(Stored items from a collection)
*****
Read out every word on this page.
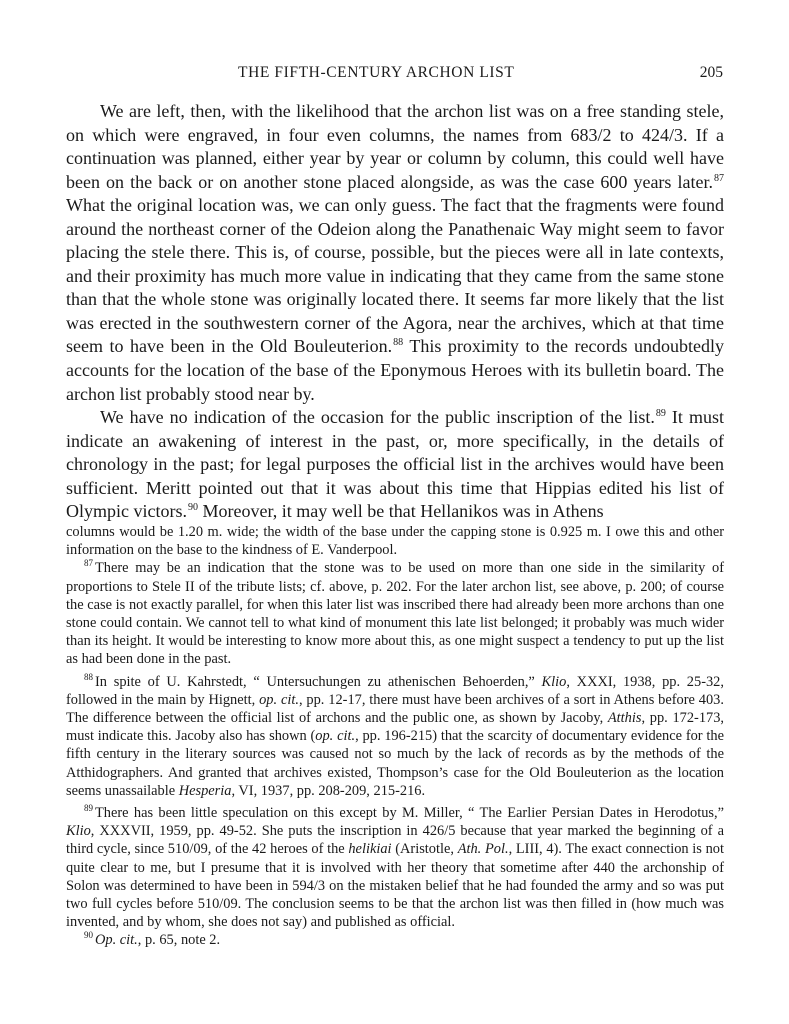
THE FIFTH-CENTURY ARCHON LIST	205

We are left, then, with the likelihood that the archon list was on a free standing stele, on which were engraved, in four even columns, the names from 683/2 to 424/3. If a continuation was planned, either year by year or column by column, this could well have been on the back or on another stone placed alongside, as was the case 600 years later.$^{87}$ What the original location was, we can only guess. The fact that the fragments were found around the northeast corner of the Odeion along the Panathenaic Way might seem to favor placing the stele there. This is, of course, possible, but the pieces were all in late contexts, and their proximity has much more value in indicating that they came from the same stone than that the whole stone was originally located there. It seems far more likely that the list was erected in the southwestern corner of the Agora, near the archives, which at that time seem to have been in the Old Bouleuterion.$^{88}$ This proximity to the records undoubtedly accounts for the location of the base of the Eponymous Heroes with its bulletin board. The archon list probably stood near by.

We have no indication of the occasion for the public inscription of the list.$^{89}$ It must indicate an awakening of interest in the past, or, more specifically, in the details of chronology in the past; for legal purposes the official list in the archives would have been sufficient. Meritt pointed out that it was about this time that Hippias edited his list of Olympic victors.$^{90}$ Moreover, it may well be that Hellanikos was in Athens

columns would be 1.20 m. wide; the width of the base under the capping stone is 0.925 m. I owe this and other information on the base to the kindness of E. Vanderpool.

$^{87}$ There may be an indication that the stone was to be used on more than one side in the similarity of proportions to Stele II of the tribute lists; cf. above, p. 202. For the later archon list, see above, p. 200; of course the case is not exactly parallel, for when this later list was inscribed there had already been more archons than one stone could contain. We cannot tell to what kind of monument this late list belonged; it probably was much wider than its height. It would be interesting to know more about this, as one might suspect a tendency to put up the list as had been done in the past.

$^{88}$ In spite of U. Kahrstedt, “ Untersuchungen zu athenischen Behoerden,” Klio, XXXI, 1938, pp. 25-32, followed in the main by Hignett, op. cit., pp. 12-17, there must have been archives of a sort in Athens before 403. The difference between the official list of archons and the public one, as shown by Jacoby, Atthis, pp. 172-173, must indicate this. Jacoby also has shown (op. cit., pp. 196-215) that the scarcity of documentary evidence for the fifth century in the literary sources was caused not so much by the lack of records as by the methods of the Atthidographers. And granted that archives existed, Thompson’s case for the Old Bouleuterion as the location seems unassailable Hesperia, VI, 1937, pp. 208-209, 215-216.

$^{89}$ There has been little speculation on this except by M. Miller, “ The Earlier Persian Dates in Herodotus,” Klio, XXXVII, 1959, pp. 49-52. She puts the inscription in 426/5 because that year marked the beginning of a third cycle, since 510/09, of the 42 heroes of the helikiai (Aristotle, Ath. Pol., LIII, 4). The exact connection is not quite clear to me, but I presume that it is involved with her theory that sometime after 440 the archonship of Solon was determined to have been in 594/3 on the mistaken belief that he had founded the army and so was put two full cycles before 510/09. The conclusion seems to be that the archon list was then filled in (how much was invented, and by whom, she does not say) and published as official.

$^{90}$ Op. cit., p. 65, note 2.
*****
Set task>
From the data above, write out everything exactly except the pictures.

Result of the task>
Read out every word on this page.
THE FIFTH-CENTURY ARCHON LIST	205

We are left, then, with the likelihood that the archon list was on a free standing stele, on which were engraved, in four even columns, the names from 683/2 to 424/3. If a continuation was planned, either year by year or column by column, this could well have been on the back or on another stone placed alongside, as was the case 600 years later.$^{87}$ What the original location was, we can only guess. The fact that the fragments were found around the northeast corner of the Odeion along the Panathenaic Way might seem to favor placing the stele there. This is, of course, possible, but the pieces were all in late contexts, and their proximity has much more value in indicating that they came from the same stone than that the whole stone was originally located there. It seems far more likely that the list was erected in the southwestern corner of the Agora, near the archives, which at that time seem to have been in the Old Bouleuterion.$^{88}$ This proximity to the records undoubtedly accounts for the location of the base of the Eponymous Heroes with its bulletin board. The archon list probably stood near by.

We have no indication of the occasion for the public inscription of the list.$^{89}$ It must indicate an awakening of interest in the past, or, more specifically, in the details of chronology in the past; for legal purposes the official list in the archives would have been sufficient. Meritt pointed out that it was about this time that Hippias edited his list of Olympic victors.$^{90}$ Moreover, it may well be that Hellanikos was in Athens

columns would be 1.20 m. wide; the width of the base under the capping stone is 0.925 m. I owe this and other information on the base to the kindness of E. Vanderpool.

$^{87}$ There may be an indication that the stone was to be used on more than one side in the similarity of proportions to Stele II of the tribute lists; cf. above, p. 202. For the later archon list, see above, p. 200; of course the case is not exactly parallel, for when this later list was inscribed there had already been more archons than one stone could contain. We cannot tell to what kind of monument this late list belonged; it probably was much wider than its height. It would be interesting to know more about this, as one might suspect a tendency to put up the list as had been done in the past.

$^{88}$ In spite of U. Kahrstedt, “ Untersuchungen zu athenischen Behoerden,” Klio, XXXI, 1938, pp. 25-32, followed in the main by Hignett, op. cit., pp. 12-17, there must have been archives of a sort in Athens before 403. The difference between the official list of archons and the public one, as shown by Jacoby, Atthis, pp. 172-173, must indicate this. Jacoby also has shown (op. cit., pp. 196-215) that the scarcity of documentary evidence for the fifth century in the literary sources was caused not so much by the lack of records as by the methods of the Atthidographers. And granted that archives existed, Thompson’s case for the Old Bouleuterion as the location seems unassailable Hesperia, VI, 1937, pp. 208-209, 215-216.

$^{89}$ There has been little speculation on this except by M. Miller, “ The Earlier Persian Dates in Herodotus,” Klio, XXXVII, 1959, pp. 49-52. She puts the inscription in 426/5 because that year marked the beginning of a third cycle, since 510/09, of the 42 heroes of the helikiai (Aristotle, Ath. Pol., LIII, 4). The exact connection is not quite clear to me, but I presume that it is involved with her theory that sometime after 440 the archonship of Solon was determined to have been in 594/3 on the mistaken belief that he had founded the army and so was put two full cycles before 510/09. The conclusion seems to be that the archon list was then filled in (how much was invented, and by whom, she does not say) and published as official.

$^{90}$ Op. cit., p. 65, note 2.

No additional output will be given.